Given problem: Transcribe all of the material exactly. Any picture in it should be left out.

Material for this task:
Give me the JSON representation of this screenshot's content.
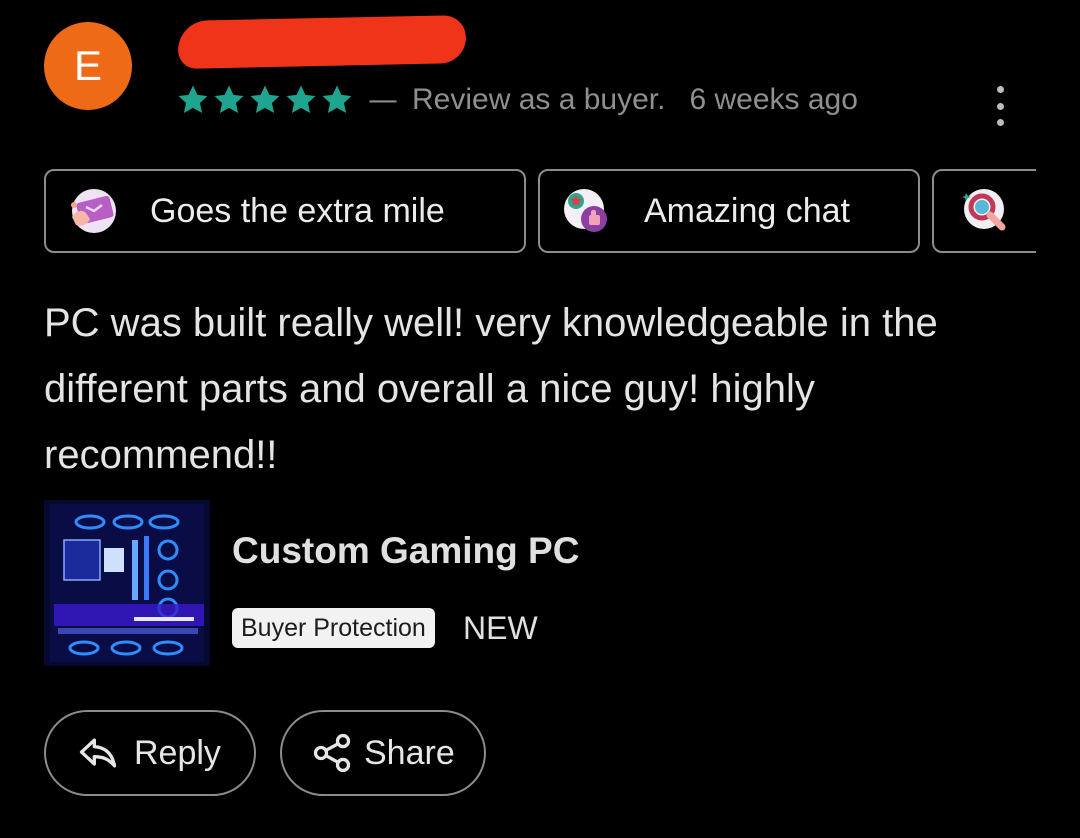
{
  "reviewer": {
    "initial": "E"
  },
  "rating": {
    "stars": 5,
    "star_color": "#1fa58f",
    "separator": "—",
    "review_type": "Review as a buyer.",
    "time_ago": "6 weeks ago"
  },
  "tags": [
    {
      "label": "Goes the extra mile",
      "icon": "extra-mile-icon"
    },
    {
      "label": "Amazing chat",
      "icon": "amazing-chat-icon"
    },
    {
      "label": "",
      "icon": "magnifier-icon"
    }
  ],
  "review_text": "PC was built really well! very knowledgeable in the different parts and overall a nice guy! highly recommend!!",
  "product": {
    "title": "Custom Gaming PC",
    "badge": "Buyer Protection",
    "condition": "NEW"
  },
  "actions": {
    "reply_label": "Reply",
    "share_label": "Share"
  },
  "colors": {
    "avatar": "#ef6a17",
    "redaction": "#f0341a",
    "background": "#000000"
  }
}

Result of this exercise:
Give me the JSON representation of this screenshot's content.
{
  "reviewer": {
    "initial": "E"
  },
  "rating": {
    "stars": 5,
    "star_color": "#1fa58f",
    "separator": "—",
    "review_type": "Review as a buyer.",
    "time_ago": "6 weeks ago"
  },
  "tags": [
    {
      "label": "Goes the extra mile",
      "icon": "extra-mile-icon"
    },
    {
      "label": "Amazing chat",
      "icon": "amazing-chat-icon"
    },
    {
      "label": "",
      "icon": "magnifier-icon"
    }
  ],
  "review_text": "PC was built really well! very knowledgeable in the different parts and overall a nice guy! highly recommend!!",
  "product": {
    "title": "Custom Gaming PC",
    "badge": "Buyer Protection",
    "condition": "NEW"
  },
  "actions": {
    "reply_label": "Reply",
    "share_label": "Share"
  },
  "colors": {
    "avatar": "#ef6a17",
    "redaction": "#f0341a",
    "background": "#000000"
  }
}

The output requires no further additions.